* Task requirements: Read the lines below. Copy out any that hold the string "portfolio".

Data entries:

>> start

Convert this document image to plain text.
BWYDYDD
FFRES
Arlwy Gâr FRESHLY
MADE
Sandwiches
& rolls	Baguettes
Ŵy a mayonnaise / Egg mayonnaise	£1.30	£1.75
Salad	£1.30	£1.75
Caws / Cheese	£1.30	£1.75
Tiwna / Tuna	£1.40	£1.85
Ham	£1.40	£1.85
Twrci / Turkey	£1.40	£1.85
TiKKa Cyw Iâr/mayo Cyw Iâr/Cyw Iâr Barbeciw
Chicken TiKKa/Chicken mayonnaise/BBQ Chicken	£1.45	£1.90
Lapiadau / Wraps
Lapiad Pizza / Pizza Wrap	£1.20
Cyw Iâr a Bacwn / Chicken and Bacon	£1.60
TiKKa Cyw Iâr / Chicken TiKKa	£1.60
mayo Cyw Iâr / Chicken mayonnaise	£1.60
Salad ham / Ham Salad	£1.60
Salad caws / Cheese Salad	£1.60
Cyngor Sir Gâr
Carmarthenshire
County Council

>> end
>> start

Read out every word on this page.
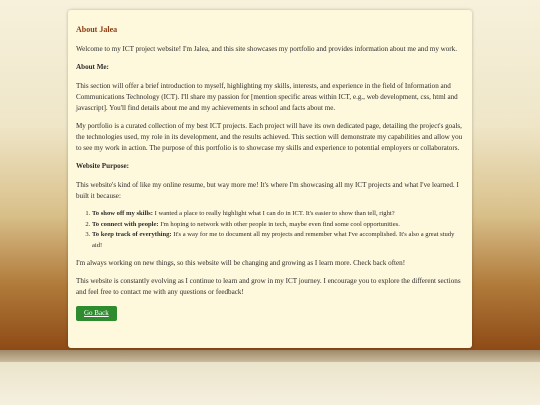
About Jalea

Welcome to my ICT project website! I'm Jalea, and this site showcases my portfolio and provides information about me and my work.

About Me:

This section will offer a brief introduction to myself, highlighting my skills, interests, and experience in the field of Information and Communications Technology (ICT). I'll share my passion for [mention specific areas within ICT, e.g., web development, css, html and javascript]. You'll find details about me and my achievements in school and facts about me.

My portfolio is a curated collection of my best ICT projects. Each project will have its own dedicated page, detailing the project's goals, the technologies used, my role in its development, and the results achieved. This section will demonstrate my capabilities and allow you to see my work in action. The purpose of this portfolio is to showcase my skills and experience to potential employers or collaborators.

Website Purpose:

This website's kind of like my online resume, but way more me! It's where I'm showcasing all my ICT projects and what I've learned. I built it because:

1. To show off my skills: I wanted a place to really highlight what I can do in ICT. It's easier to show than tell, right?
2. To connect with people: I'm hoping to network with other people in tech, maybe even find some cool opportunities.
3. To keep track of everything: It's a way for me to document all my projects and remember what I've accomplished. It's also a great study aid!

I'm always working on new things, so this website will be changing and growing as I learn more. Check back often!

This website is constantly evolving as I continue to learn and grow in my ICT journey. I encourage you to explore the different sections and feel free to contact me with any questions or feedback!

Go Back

>> end

* Solution to this task:
Welcome to my ICT project website! I'm Jalea, and this site showcases my portfolio and provides information about me and my work.
My portfolio is a curated collection of my best ICT projects. Each project will have its own dedicated page, detailing the project's goals, the technologies used, my role in its development, and the results achieved. This section will demonstrate my capabilities and allow you to see my work in action. The purpose of this portfolio is to showcase my skills and experience to potential employers or collaborators.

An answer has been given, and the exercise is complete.